··· SUPPLIED INFORMATION ···

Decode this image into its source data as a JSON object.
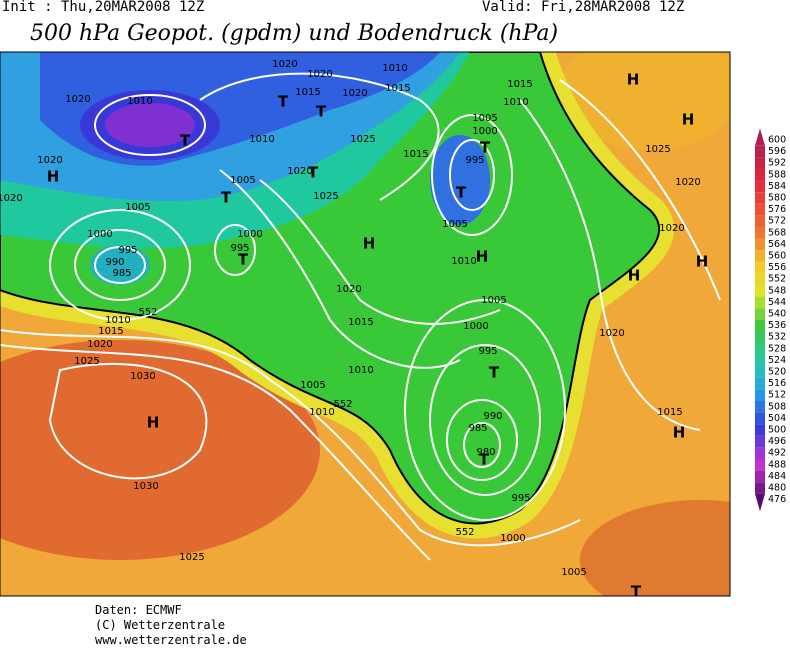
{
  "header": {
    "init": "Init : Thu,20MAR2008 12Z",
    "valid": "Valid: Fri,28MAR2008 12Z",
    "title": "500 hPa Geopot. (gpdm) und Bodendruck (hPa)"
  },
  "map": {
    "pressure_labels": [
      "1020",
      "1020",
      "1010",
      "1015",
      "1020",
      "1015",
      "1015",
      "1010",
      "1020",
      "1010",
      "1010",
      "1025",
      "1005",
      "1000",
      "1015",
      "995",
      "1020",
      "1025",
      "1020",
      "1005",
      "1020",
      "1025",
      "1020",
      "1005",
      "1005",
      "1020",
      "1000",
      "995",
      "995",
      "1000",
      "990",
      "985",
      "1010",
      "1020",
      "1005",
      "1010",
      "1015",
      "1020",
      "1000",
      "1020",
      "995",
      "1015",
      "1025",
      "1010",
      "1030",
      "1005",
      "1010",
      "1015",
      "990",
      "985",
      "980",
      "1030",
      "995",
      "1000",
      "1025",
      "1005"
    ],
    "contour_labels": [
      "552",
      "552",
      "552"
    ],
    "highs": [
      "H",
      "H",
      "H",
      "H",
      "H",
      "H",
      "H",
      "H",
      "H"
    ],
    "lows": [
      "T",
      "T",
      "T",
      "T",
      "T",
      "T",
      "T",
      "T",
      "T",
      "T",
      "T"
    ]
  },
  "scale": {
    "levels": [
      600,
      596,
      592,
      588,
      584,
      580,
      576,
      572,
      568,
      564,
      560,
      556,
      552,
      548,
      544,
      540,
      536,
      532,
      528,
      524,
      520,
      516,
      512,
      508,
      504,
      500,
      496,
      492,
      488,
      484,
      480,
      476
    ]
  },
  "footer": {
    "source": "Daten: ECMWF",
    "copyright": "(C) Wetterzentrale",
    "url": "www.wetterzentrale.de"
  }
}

···

### TASK
Transcribe all of the records above character for character. Exclude the pictures.

### WRITTEN RESPONSE
Decode this image into its source data as a JSON object.
{
  "header": {
    "init": "Init : Thu,20MAR2008 12Z",
    "valid": "Valid: Fri,28MAR2008 12Z",
    "title": "500 hPa Geopot. (gpdm) und Bodendruck (hPa)"
  },
  "map": {
    "pressure_labels": [
      "1020",
      "1020",
      "1010",
      "1015",
      "1020",
      "1015",
      "1015",
      "1010",
      "1020",
      "1010",
      "1010",
      "1025",
      "1005",
      "1000",
      "1015",
      "995",
      "1020",
      "1025",
      "1020",
      "1005",
      "1020",
      "1025",
      "1020",
      "1005",
      "1005",
      "1020",
      "1000",
      "995",
      "995",
      "1000",
      "990",
      "985",
      "1010",
      "1020",
      "1005",
      "1010",
      "1015",
      "1020",
      "1000",
      "1020",
      "995",
      "1015",
      "1025",
      "1010",
      "1030",
      "1005",
      "1010",
      "1015",
      "990",
      "985",
      "980",
      "1030",
      "995",
      "1000",
      "1025",
      "1005"
    ],
    "contour_labels": [
      "552",
      "552",
      "552"
    ],
    "highs": [
      "H",
      "H",
      "H",
      "H",
      "H",
      "H",
      "H",
      "H",
      "H"
    ],
    "lows": [
      "T",
      "T",
      "T",
      "T",
      "T",
      "T",
      "T",
      "T",
      "T",
      "T",
      "T"
    ]
  },
  "scale": {
    "levels": [
      600,
      596,
      592,
      588,
      584,
      580,
      576,
      572,
      568,
      564,
      560,
      556,
      552,
      548,
      544,
      540,
      536,
      532,
      528,
      524,
      520,
      516,
      512,
      508,
      504,
      500,
      496,
      492,
      488,
      484,
      480,
      476
    ]
  },
  "footer": {
    "source": "Daten: ECMWF",
    "copyright": "(C) Wetterzentrale",
    "url": "www.wetterzentrale.de"
  }
}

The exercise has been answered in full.